**What is asked**
Copy everything from the start of the records down to the line containing "scatter-point <box>406 331 424 349</box>", including that line, character for character.

--*--

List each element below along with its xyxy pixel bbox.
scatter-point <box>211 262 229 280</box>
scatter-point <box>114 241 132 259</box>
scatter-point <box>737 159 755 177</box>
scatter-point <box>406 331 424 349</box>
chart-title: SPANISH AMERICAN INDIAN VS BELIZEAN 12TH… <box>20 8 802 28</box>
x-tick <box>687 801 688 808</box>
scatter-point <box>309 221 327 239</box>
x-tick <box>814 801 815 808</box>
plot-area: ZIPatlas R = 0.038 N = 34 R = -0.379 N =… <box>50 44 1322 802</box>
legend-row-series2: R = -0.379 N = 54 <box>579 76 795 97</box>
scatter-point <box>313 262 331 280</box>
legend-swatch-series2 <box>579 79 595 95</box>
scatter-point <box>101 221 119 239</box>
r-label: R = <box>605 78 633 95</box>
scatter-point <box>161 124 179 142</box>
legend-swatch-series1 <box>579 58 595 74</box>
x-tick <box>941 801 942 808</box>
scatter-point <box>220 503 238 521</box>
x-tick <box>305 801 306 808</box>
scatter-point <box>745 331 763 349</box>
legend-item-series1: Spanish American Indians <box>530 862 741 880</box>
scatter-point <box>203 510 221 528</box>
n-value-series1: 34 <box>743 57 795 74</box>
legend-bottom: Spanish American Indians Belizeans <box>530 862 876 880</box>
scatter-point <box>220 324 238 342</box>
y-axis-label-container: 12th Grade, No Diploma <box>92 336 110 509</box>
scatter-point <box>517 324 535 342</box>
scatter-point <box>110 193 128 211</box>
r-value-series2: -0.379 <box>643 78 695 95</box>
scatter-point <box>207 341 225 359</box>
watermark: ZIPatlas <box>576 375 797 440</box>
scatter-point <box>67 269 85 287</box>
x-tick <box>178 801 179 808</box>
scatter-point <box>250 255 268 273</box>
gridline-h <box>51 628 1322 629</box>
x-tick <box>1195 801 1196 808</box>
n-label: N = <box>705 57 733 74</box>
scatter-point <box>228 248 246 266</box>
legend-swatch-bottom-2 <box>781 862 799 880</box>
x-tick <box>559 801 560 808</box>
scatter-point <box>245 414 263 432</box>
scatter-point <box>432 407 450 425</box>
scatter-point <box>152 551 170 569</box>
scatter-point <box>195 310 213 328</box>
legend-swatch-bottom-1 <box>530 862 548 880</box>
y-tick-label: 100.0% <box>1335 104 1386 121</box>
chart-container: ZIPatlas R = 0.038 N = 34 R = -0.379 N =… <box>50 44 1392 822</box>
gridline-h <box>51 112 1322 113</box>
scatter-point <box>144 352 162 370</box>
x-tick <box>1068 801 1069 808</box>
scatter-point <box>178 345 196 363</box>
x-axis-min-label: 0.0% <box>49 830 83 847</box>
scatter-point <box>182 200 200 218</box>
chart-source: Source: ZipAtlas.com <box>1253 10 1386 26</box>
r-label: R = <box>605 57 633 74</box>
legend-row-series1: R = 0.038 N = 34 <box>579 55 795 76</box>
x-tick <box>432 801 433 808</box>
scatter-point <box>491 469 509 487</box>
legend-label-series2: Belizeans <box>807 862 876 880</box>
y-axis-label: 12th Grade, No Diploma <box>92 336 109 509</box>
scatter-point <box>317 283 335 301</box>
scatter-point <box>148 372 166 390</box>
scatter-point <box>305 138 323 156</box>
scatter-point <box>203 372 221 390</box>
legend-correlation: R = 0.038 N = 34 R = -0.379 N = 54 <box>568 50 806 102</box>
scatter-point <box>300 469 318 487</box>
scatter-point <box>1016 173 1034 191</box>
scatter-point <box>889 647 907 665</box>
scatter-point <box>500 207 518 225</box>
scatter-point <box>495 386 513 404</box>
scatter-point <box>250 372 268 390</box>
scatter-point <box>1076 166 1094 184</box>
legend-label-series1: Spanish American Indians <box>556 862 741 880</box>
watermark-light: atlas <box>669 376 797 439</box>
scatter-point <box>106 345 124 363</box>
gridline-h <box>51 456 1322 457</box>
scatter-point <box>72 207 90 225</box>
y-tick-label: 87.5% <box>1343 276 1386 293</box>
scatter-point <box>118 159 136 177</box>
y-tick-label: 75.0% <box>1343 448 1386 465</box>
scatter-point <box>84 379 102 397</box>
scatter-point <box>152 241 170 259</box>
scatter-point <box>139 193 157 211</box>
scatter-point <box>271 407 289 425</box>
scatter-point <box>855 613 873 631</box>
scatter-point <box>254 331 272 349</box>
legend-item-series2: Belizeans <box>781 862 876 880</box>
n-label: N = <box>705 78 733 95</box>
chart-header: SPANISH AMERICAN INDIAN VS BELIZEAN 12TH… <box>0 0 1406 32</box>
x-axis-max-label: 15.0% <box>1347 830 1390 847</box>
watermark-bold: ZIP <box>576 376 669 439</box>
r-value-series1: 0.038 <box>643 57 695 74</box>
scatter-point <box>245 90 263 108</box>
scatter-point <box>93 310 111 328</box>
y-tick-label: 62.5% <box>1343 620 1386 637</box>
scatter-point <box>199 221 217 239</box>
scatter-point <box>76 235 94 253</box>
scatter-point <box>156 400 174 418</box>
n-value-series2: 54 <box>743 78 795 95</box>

--*--

**Reply**
List each element below along with its xyxy pixel bbox.
scatter-point <box>211 262 229 280</box>
scatter-point <box>114 241 132 259</box>
scatter-point <box>737 159 755 177</box>
scatter-point <box>406 331 424 349</box>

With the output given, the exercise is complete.